Provided data:
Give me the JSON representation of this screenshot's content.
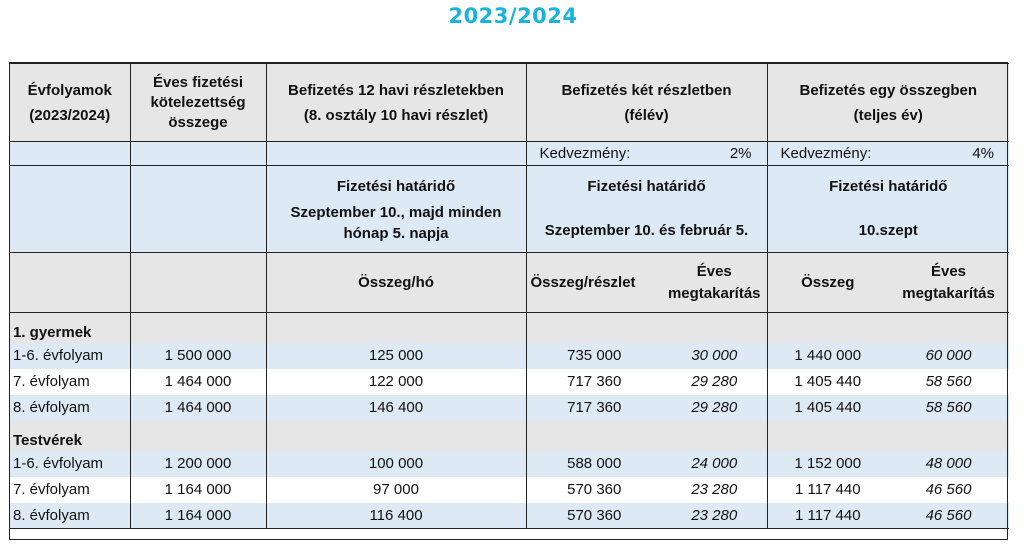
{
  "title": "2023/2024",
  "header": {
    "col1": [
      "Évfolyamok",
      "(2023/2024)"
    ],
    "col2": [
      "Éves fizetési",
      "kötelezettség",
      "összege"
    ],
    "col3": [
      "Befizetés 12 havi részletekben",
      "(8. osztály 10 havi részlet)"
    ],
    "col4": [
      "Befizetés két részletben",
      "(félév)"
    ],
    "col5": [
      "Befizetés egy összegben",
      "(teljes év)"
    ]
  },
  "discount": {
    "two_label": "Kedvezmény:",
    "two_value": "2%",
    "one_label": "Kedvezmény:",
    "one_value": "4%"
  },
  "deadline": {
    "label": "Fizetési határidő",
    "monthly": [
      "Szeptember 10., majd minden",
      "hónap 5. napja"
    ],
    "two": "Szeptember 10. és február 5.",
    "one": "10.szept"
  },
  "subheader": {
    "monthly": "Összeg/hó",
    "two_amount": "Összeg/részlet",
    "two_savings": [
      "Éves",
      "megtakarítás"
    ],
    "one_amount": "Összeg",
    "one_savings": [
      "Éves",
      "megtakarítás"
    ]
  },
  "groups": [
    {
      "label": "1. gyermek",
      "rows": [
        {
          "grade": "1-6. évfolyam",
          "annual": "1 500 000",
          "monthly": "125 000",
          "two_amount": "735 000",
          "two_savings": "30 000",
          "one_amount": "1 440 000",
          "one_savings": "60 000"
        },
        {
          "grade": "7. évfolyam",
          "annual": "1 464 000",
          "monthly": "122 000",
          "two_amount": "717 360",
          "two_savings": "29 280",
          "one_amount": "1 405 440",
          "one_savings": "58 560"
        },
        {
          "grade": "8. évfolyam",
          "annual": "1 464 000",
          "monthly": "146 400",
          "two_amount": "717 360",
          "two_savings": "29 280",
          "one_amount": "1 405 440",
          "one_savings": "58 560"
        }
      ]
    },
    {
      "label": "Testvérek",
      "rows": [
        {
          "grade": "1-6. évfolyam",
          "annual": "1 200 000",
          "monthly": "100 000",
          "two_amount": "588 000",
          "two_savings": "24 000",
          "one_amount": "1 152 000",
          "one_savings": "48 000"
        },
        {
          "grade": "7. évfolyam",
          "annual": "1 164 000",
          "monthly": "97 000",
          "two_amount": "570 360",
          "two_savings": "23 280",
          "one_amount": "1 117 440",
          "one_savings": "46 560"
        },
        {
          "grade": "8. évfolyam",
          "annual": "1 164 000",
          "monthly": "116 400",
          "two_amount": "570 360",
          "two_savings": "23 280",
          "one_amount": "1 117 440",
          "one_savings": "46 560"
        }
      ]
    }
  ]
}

Task prompt: Of all the lines above, how many contain the word "monthly"? Give the number and nothing else.

Reply to the exercise: 8